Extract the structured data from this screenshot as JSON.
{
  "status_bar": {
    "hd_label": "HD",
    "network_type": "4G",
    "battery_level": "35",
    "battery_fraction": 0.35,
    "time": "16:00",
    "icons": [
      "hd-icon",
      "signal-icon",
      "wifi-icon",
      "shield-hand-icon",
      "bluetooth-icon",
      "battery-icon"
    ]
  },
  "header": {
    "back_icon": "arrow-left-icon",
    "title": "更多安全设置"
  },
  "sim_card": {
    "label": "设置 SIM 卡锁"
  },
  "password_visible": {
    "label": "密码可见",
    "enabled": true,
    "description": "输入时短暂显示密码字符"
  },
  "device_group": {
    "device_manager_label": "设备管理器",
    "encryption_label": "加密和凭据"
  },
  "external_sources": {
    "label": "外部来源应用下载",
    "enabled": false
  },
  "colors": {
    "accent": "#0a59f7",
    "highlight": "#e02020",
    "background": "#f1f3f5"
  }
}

═══

Problem to solve:
Retype the entries one by one, exactly.

Answer to this problem:
Extract the structured data from this screenshot as JSON.
{
  "status_bar": {
    "hd_label": "HD",
    "network_type": "4G",
    "battery_level": "35",
    "battery_fraction": 0.35,
    "time": "16:00",
    "icons": [
      "hd-icon",
      "signal-icon",
      "wifi-icon",
      "shield-hand-icon",
      "bluetooth-icon",
      "battery-icon"
    ]
  },
  "header": {
    "back_icon": "arrow-left-icon",
    "title": "更多安全设置"
  },
  "sim_card": {
    "label": "设置 SIM 卡锁"
  },
  "password_visible": {
    "label": "密码可见",
    "enabled": true,
    "description": "输入时短暂显示密码字符"
  },
  "device_group": {
    "device_manager_label": "设备管理器",
    "encryption_label": "加密和凭据"
  },
  "external_sources": {
    "label": "外部来源应用下载",
    "enabled": false
  },
  "colors": {
    "accent": "#0a59f7",
    "highlight": "#e02020",
    "background": "#f1f3f5"
  }
}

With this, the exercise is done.